_WHAT THE TASK REQUIRES_:
Exactly as written, output each of the entries below.

_EXTRACTED INFORMATION_:
+===+

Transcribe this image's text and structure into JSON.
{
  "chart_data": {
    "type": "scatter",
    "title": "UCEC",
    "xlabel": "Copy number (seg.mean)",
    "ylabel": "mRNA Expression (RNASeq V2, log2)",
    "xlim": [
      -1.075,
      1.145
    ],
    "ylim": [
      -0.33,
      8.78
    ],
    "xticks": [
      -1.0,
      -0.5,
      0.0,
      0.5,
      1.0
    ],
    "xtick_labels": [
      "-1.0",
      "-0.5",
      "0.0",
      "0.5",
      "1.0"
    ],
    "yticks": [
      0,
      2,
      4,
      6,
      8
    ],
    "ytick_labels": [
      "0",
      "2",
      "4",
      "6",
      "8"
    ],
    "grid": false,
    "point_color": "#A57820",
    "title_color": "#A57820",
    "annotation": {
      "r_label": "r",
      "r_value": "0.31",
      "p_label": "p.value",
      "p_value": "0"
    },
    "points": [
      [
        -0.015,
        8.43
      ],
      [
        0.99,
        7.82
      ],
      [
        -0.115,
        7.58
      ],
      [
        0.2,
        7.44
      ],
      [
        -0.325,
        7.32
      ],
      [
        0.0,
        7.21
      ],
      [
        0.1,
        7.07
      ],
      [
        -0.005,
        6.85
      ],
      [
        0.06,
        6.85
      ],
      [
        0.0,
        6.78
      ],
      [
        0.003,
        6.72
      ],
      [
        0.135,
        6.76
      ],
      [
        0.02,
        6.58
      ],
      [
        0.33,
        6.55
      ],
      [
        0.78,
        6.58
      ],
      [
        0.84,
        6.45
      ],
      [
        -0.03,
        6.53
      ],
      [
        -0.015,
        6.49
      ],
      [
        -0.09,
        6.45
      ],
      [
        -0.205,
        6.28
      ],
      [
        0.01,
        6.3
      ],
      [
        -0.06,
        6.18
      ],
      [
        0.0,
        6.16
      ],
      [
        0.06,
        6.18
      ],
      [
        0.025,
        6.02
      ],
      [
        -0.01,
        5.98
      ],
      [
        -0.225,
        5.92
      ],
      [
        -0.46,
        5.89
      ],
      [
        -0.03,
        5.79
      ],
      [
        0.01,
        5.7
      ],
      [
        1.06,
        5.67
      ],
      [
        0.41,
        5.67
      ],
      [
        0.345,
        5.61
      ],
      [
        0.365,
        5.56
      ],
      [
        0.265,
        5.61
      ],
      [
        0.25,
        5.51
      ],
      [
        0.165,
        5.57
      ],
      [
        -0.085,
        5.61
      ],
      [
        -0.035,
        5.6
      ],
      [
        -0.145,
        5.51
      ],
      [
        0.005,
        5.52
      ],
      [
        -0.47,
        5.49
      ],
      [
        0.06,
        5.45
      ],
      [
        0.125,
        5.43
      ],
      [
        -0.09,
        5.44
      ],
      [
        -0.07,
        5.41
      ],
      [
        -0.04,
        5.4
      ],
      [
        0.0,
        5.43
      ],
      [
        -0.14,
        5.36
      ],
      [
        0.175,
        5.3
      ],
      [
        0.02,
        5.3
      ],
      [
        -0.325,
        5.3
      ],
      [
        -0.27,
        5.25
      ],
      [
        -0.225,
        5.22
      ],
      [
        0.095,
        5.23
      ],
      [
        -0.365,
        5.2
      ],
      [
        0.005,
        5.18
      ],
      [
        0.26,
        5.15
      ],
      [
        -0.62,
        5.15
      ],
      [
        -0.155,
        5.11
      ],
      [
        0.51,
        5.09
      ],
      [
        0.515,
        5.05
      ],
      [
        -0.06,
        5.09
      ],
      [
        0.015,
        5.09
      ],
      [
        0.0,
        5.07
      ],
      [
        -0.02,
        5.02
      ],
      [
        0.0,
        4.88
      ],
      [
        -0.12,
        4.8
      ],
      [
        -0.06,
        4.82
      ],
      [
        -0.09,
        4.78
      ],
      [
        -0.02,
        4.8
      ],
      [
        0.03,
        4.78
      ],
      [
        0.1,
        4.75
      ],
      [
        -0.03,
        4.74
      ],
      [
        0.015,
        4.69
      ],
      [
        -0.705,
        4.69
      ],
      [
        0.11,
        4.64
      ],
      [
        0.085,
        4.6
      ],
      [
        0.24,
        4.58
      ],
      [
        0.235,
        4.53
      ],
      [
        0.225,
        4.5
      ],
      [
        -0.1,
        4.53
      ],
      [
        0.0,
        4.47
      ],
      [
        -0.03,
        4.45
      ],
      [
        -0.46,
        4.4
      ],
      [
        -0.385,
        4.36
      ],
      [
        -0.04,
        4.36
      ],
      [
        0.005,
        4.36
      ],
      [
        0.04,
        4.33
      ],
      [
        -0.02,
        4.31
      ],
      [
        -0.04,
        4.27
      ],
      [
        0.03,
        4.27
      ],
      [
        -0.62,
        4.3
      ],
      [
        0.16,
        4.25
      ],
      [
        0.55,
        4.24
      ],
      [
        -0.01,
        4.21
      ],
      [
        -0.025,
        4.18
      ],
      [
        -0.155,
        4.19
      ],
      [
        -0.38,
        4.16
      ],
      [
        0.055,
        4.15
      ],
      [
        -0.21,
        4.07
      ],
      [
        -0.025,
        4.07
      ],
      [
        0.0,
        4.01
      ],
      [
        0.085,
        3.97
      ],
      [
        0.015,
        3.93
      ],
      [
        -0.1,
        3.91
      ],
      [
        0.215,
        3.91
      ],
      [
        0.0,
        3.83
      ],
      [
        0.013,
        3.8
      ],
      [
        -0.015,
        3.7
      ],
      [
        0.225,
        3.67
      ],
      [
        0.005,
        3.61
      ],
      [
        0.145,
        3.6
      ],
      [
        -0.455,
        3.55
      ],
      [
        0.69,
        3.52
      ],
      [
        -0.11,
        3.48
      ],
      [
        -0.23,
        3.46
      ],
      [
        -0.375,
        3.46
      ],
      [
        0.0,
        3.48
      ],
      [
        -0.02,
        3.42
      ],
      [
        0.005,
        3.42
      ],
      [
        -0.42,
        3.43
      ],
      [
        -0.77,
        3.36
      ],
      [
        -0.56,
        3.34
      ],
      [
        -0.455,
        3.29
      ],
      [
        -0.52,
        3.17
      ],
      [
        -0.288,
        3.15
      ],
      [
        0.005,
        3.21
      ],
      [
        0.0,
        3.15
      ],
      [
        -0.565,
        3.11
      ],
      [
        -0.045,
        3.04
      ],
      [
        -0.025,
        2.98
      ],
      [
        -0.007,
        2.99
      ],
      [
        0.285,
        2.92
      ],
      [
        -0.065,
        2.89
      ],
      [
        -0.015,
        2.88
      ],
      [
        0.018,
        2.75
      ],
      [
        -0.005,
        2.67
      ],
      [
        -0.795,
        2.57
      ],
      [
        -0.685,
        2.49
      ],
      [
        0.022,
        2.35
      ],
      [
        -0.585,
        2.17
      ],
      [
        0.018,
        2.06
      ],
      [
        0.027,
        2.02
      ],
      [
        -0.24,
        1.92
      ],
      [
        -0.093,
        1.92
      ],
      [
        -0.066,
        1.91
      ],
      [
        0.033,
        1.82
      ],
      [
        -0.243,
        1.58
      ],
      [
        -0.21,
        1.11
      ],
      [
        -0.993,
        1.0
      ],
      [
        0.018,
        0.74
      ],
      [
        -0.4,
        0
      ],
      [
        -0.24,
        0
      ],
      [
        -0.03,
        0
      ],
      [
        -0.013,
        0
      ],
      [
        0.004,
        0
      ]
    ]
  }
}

+===+

_RESPONSE TO THE TASK_:
Transcribe this image's text and structure into JSON.
{
  "chart_data": {
    "type": "scatter",
    "title": "UCEC",
    "xlabel": "Copy number (seg.mean)",
    "ylabel": "mRNA Expression (RNASeq V2, log2)",
    "xlim": [
      -1.075,
      1.145
    ],
    "ylim": [
      -0.33,
      8.78
    ],
    "xticks": [
      -1.0,
      -0.5,
      0.0,
      0.5,
      1.0
    ],
    "xtick_labels": [
      "-1.0",
      "-0.5",
      "0.0",
      "0.5",
      "1.0"
    ],
    "yticks": [
      0,
      2,
      4,
      6,
      8
    ],
    "ytick_labels": [
      "0",
      "2",
      "4",
      "6",
      "8"
    ],
    "grid": false,
    "point_color": "#A57820",
    "title_color": "#A57820",
    "annotation": {
      "r_label": "r",
      "r_value": "0.31",
      "p_label": "p.value",
      "p_value": "0"
    },
    "points": [
      [
        -0.015,
        8.43
      ],
      [
        0.99,
        7.82
      ],
      [
        -0.115,
        7.58
      ],
      [
        0.2,
        7.44
      ],
      [
        -0.325,
        7.32
      ],
      [
        0.0,
        7.21
      ],
      [
        0.1,
        7.07
      ],
      [
        -0.005,
        6.85
      ],
      [
        0.06,
        6.85
      ],
      [
        0.0,
        6.78
      ],
      [
        0.003,
        6.72
      ],
      [
        0.135,
        6.76
      ],
      [
        0.02,
        6.58
      ],
      [
        0.33,
        6.55
      ],
      [
        0.78,
        6.58
      ],
      [
        0.84,
        6.45
      ],
      [
        -0.03,
        6.53
      ],
      [
        -0.015,
        6.49
      ],
      [
        -0.09,
        6.45
      ],
      [
        -0.205,
        6.28
      ],
      [
        0.01,
        6.3
      ],
      [
        -0.06,
        6.18
      ],
      [
        0.0,
        6.16
      ],
      [
        0.06,
        6.18
      ],
      [
        0.025,
        6.02
      ],
      [
        -0.01,
        5.98
      ],
      [
        -0.225,
        5.92
      ],
      [
        -0.46,
        5.89
      ],
      [
        -0.03,
        5.79
      ],
      [
        0.01,
        5.7
      ],
      [
        1.06,
        5.67
      ],
      [
        0.41,
        5.67
      ],
      [
        0.345,
        5.61
      ],
      [
        0.365,
        5.56
      ],
      [
        0.265,
        5.61
      ],
      [
        0.25,
        5.51
      ],
      [
        0.165,
        5.57
      ],
      [
        -0.085,
        5.61
      ],
      [
        -0.035,
        5.6
      ],
      [
        -0.145,
        5.51
      ],
      [
        0.005,
        5.52
      ],
      [
        -0.47,
        5.49
      ],
      [
        0.06,
        5.45
      ],
      [
        0.125,
        5.43
      ],
      [
        -0.09,
        5.44
      ],
      [
        -0.07,
        5.41
      ],
      [
        -0.04,
        5.4
      ],
      [
        0.0,
        5.43
      ],
      [
        -0.14,
        5.36
      ],
      [
        0.175,
        5.3
      ],
      [
        0.02,
        5.3
      ],
      [
        -0.325,
        5.3
      ],
      [
        -0.27,
        5.25
      ],
      [
        -0.225,
        5.22
      ],
      [
        0.095,
        5.23
      ],
      [
        -0.365,
        5.2
      ],
      [
        0.005,
        5.18
      ],
      [
        0.26,
        5.15
      ],
      [
        -0.62,
        5.15
      ],
      [
        -0.155,
        5.11
      ],
      [
        0.51,
        5.09
      ],
      [
        0.515,
        5.05
      ],
      [
        -0.06,
        5.09
      ],
      [
        0.015,
        5.09
      ],
      [
        0.0,
        5.07
      ],
      [
        -0.02,
        5.02
      ],
      [
        0.0,
        4.88
      ],
      [
        -0.12,
        4.8
      ],
      [
        -0.06,
        4.82
      ],
      [
        -0.09,
        4.78
      ],
      [
        -0.02,
        4.8
      ],
      [
        0.03,
        4.78
      ],
      [
        0.1,
        4.75
      ],
      [
        -0.03,
        4.74
      ],
      [
        0.015,
        4.69
      ],
      [
        -0.705,
        4.69
      ],
      [
        0.11,
        4.64
      ],
      [
        0.085,
        4.6
      ],
      [
        0.24,
        4.58
      ],
      [
        0.235,
        4.53
      ],
      [
        0.225,
        4.5
      ],
      [
        -0.1,
        4.53
      ],
      [
        0.0,
        4.47
      ],
      [
        -0.03,
        4.45
      ],
      [
        -0.46,
        4.4
      ],
      [
        -0.385,
        4.36
      ],
      [
        -0.04,
        4.36
      ],
      [
        0.005,
        4.36
      ],
      [
        0.04,
        4.33
      ],
      [
        -0.02,
        4.31
      ],
      [
        -0.04,
        4.27
      ],
      [
        0.03,
        4.27
      ],
      [
        -0.62,
        4.3
      ],
      [
        0.16,
        4.25
      ],
      [
        0.55,
        4.24
      ],
      [
        -0.01,
        4.21
      ],
      [
        -0.025,
        4.18
      ],
      [
        -0.155,
        4.19
      ],
      [
        -0.38,
        4.16
      ],
      [
        0.055,
        4.15
      ],
      [
        -0.21,
        4.07
      ],
      [
        -0.025,
        4.07
      ],
      [
        0.0,
        4.01
      ],
      [
        0.085,
        3.97
      ],
      [
        0.015,
        3.93
      ],
      [
        -0.1,
        3.91
      ],
      [
        0.215,
        3.91
      ],
      [
        0.0,
        3.83
      ],
      [
        0.013,
        3.8
      ],
      [
        -0.015,
        3.7
      ],
      [
        0.225,
        3.67
      ],
      [
        0.005,
        3.61
      ],
      [
        0.145,
        3.6
      ],
      [
        -0.455,
        3.55
      ],
      [
        0.69,
        3.52
      ],
      [
        -0.11,
        3.48
      ],
      [
        -0.23,
        3.46
      ],
      [
        -0.375,
        3.46
      ],
      [
        0.0,
        3.48
      ],
      [
        -0.02,
        3.42
      ],
      [
        0.005,
        3.42
      ],
      [
        -0.42,
        3.43
      ],
      [
        -0.77,
        3.36
      ],
      [
        -0.56,
        3.34
      ],
      [
        -0.455,
        3.29
      ],
      [
        -0.52,
        3.17
      ],
      [
        -0.288,
        3.15
      ],
      [
        0.005,
        3.21
      ],
      [
        0.0,
        3.15
      ],
      [
        -0.565,
        3.11
      ],
      [
        -0.045,
        3.04
      ],
      [
        -0.025,
        2.98
      ],
      [
        -0.007,
        2.99
      ],
      [
        0.285,
        2.92
      ],
      [
        -0.065,
        2.89
      ],
      [
        -0.015,
        2.88
      ],
      [
        0.018,
        2.75
      ],
      [
        -0.005,
        2.67
      ],
      [
        -0.795,
        2.57
      ],
      [
        -0.685,
        2.49
      ],
      [
        0.022,
        2.35
      ],
      [
        -0.585,
        2.17
      ],
      [
        0.018,
        2.06
      ],
      [
        0.027,
        2.02
      ],
      [
        -0.24,
        1.92
      ],
      [
        -0.093,
        1.92
      ],
      [
        -0.066,
        1.91
      ],
      [
        0.033,
        1.82
      ],
      [
        -0.243,
        1.58
      ],
      [
        -0.21,
        1.11
      ],
      [
        -0.993,
        1.0
      ],
      [
        0.018,
        0.74
      ],
      [
        -0.4,
        0
      ],
      [
        -0.24,
        0
      ],
      [
        -0.03,
        0
      ],
      [
        -0.013,
        0
      ],
      [
        0.004,
        0
      ]
    ]
  }
}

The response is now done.